Extracted data entries:
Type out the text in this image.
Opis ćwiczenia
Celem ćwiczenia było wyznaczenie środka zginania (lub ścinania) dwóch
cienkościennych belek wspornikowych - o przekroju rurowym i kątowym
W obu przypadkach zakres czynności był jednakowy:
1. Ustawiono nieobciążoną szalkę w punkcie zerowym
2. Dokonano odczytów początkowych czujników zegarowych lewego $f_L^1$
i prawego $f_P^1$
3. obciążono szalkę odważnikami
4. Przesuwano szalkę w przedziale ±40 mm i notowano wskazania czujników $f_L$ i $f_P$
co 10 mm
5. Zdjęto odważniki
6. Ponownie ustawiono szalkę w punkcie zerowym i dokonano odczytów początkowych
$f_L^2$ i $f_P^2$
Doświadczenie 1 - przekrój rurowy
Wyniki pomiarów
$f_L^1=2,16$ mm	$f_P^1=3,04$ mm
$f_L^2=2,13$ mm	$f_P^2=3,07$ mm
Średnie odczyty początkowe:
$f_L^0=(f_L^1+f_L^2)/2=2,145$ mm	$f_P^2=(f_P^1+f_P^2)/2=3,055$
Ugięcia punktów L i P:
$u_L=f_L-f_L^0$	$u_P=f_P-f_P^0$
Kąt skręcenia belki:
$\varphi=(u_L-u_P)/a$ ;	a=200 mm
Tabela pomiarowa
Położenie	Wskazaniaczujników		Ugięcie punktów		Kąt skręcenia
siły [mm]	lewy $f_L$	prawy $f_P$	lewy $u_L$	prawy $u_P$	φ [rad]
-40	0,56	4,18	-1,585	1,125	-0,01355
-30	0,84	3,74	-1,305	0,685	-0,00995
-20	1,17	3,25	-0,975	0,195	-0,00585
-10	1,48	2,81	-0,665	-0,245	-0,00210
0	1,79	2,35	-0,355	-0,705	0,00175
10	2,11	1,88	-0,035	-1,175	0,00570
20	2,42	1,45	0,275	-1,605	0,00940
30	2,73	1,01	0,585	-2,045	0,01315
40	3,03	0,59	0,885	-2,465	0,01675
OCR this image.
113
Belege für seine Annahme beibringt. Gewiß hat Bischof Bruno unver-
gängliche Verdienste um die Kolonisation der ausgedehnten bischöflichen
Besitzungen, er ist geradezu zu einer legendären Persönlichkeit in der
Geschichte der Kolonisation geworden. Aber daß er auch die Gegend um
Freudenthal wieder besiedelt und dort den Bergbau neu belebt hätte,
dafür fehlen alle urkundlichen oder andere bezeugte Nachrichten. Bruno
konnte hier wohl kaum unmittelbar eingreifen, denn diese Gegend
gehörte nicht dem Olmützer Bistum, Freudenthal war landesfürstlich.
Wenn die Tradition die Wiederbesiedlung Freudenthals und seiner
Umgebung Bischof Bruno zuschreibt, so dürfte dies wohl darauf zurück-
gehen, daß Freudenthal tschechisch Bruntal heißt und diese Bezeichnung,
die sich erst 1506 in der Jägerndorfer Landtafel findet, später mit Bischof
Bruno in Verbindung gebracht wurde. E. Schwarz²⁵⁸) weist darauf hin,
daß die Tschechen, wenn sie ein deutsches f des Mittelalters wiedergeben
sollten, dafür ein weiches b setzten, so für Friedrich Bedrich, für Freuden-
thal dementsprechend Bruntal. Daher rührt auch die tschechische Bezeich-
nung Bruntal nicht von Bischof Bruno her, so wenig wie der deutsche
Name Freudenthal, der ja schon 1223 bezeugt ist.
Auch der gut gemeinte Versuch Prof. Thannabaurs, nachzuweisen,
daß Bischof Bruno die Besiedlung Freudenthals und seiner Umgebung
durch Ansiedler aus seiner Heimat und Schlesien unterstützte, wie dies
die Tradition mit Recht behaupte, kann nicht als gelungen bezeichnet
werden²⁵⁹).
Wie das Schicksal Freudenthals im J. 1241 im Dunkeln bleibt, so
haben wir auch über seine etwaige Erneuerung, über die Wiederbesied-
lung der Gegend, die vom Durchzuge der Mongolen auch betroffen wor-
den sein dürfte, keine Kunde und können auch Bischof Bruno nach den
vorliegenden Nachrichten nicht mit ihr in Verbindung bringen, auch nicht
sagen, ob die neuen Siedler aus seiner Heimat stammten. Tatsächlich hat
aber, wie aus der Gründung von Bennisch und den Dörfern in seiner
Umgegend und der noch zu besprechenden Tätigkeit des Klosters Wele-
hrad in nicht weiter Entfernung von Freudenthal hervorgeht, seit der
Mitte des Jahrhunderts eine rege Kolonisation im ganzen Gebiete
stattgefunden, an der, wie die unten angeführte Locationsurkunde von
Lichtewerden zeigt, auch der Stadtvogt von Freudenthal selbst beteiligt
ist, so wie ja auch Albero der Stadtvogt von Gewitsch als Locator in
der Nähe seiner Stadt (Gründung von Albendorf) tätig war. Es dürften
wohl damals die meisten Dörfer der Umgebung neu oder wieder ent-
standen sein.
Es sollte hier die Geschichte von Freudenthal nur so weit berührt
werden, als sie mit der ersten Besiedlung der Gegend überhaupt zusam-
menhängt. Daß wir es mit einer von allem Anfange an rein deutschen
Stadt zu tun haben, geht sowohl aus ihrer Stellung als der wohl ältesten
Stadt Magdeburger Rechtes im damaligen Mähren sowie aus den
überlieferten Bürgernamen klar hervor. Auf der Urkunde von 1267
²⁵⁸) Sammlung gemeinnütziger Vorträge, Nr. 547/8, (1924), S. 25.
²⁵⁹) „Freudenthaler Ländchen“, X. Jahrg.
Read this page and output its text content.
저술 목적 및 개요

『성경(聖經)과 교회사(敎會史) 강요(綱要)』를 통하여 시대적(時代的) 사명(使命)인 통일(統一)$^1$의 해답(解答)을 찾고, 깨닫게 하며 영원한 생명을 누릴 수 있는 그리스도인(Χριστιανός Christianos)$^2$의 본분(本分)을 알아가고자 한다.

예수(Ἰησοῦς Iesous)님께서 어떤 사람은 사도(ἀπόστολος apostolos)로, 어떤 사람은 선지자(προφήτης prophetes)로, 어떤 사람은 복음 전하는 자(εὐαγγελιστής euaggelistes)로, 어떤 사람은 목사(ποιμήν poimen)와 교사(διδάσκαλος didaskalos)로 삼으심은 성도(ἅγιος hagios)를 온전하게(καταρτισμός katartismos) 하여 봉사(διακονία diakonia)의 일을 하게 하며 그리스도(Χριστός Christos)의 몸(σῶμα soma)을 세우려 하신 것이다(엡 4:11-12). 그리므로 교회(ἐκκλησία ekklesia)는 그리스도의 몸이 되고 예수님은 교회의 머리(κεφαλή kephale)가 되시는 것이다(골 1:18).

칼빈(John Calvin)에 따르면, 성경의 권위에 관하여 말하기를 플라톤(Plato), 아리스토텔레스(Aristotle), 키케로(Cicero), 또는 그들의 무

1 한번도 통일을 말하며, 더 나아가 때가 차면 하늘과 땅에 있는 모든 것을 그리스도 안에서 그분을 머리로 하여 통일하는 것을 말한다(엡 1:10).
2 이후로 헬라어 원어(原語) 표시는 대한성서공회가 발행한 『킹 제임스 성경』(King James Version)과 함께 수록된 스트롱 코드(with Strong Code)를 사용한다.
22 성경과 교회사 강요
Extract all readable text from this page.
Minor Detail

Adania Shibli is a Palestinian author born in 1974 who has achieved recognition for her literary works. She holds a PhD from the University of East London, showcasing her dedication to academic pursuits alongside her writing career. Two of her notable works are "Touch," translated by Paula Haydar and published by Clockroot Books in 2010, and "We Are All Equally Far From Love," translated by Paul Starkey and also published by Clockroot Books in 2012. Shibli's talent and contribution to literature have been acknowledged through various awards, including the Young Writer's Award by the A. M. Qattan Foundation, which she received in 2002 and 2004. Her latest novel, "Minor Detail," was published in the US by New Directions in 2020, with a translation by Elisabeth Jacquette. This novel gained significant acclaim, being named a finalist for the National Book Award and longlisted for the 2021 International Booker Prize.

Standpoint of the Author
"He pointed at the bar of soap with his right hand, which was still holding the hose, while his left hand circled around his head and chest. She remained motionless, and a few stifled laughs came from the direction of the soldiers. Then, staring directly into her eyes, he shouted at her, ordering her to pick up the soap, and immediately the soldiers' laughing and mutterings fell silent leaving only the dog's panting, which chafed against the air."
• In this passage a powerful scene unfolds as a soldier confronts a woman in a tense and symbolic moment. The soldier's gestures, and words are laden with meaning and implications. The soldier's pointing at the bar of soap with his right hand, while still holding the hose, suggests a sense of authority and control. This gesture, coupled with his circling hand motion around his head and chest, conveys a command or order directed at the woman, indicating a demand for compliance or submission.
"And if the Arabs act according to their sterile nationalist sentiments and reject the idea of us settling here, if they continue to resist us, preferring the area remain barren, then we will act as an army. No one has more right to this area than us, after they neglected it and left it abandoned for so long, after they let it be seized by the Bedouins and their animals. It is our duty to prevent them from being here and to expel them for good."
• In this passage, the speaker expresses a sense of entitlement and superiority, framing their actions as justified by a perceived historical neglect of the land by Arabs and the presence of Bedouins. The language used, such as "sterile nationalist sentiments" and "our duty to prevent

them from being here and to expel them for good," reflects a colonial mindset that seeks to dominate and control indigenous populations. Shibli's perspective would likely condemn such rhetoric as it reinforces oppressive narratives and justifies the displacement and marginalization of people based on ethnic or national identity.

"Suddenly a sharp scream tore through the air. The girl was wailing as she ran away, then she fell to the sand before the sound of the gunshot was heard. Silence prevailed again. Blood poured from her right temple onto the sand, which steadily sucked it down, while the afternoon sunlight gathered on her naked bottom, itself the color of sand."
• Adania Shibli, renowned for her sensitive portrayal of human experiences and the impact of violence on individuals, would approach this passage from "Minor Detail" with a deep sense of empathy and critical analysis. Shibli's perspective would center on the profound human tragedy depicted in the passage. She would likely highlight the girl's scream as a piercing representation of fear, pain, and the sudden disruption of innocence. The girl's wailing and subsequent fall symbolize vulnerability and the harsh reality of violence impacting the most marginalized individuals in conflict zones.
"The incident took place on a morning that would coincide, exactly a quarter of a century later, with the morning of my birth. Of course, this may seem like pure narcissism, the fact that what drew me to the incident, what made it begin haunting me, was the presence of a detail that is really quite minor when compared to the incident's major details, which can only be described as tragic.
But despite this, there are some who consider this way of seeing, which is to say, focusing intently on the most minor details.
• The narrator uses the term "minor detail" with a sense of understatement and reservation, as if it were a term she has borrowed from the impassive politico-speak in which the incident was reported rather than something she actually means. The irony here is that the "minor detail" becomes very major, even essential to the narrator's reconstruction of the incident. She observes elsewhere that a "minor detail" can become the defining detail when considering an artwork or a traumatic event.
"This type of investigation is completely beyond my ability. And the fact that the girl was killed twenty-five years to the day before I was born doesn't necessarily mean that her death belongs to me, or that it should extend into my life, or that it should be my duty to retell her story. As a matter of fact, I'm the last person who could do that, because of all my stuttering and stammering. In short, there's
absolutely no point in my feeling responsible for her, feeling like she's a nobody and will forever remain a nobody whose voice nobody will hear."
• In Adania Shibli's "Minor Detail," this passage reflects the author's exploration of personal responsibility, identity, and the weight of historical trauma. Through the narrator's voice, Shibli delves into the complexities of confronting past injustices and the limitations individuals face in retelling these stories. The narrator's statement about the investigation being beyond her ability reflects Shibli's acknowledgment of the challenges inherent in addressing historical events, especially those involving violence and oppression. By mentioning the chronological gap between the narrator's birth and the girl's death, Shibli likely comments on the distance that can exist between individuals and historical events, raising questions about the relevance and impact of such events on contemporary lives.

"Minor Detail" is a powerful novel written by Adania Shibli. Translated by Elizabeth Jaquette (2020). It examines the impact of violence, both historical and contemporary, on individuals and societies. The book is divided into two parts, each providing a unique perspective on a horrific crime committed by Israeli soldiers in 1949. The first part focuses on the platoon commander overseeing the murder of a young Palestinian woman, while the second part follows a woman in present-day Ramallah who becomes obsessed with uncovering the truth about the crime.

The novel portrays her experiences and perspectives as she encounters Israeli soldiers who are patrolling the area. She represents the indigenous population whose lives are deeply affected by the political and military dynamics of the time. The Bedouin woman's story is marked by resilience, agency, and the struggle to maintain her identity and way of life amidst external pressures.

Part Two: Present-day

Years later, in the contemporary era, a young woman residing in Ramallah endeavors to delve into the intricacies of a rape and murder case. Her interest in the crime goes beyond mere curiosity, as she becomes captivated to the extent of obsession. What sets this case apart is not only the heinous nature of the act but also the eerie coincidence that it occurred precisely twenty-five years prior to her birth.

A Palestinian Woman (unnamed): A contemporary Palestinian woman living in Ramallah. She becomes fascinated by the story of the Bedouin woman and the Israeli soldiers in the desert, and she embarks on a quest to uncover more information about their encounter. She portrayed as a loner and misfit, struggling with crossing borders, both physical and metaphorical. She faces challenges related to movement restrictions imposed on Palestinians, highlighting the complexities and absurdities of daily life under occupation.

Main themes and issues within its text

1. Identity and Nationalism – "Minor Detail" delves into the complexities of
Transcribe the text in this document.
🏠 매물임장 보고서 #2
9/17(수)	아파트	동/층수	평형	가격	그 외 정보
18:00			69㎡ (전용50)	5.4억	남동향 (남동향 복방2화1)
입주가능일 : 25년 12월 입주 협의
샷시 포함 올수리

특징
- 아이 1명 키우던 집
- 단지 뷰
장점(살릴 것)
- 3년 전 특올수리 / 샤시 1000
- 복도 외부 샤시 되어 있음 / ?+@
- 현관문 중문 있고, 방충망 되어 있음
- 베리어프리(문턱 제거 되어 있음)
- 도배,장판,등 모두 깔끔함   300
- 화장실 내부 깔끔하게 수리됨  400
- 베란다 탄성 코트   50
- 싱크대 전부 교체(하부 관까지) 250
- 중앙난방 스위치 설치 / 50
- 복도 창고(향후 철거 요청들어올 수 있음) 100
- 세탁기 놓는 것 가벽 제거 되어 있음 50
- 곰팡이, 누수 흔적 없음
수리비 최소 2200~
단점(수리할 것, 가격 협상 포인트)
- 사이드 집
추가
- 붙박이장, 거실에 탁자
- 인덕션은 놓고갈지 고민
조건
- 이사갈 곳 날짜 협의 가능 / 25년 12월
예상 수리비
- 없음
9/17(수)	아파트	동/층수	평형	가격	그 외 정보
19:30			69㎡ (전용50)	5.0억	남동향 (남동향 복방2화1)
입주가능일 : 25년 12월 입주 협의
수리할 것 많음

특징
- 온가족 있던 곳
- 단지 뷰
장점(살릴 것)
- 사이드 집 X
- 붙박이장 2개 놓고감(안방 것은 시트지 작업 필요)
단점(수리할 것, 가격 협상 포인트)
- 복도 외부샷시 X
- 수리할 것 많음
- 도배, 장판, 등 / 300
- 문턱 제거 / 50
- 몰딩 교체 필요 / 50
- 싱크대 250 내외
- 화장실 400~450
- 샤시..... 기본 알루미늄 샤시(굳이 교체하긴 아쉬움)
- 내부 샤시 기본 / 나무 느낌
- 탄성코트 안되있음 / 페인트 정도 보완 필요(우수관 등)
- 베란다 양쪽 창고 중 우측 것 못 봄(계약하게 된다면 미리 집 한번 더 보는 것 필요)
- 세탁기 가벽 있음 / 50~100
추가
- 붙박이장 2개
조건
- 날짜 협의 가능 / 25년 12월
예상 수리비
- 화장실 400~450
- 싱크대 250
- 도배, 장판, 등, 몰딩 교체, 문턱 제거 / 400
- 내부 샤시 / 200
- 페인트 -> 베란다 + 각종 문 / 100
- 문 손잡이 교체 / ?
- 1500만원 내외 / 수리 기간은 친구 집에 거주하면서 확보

What is expected => Of the lines in the data above, how many contain the word "Verbindung"? Give only that figure.

Final result => 2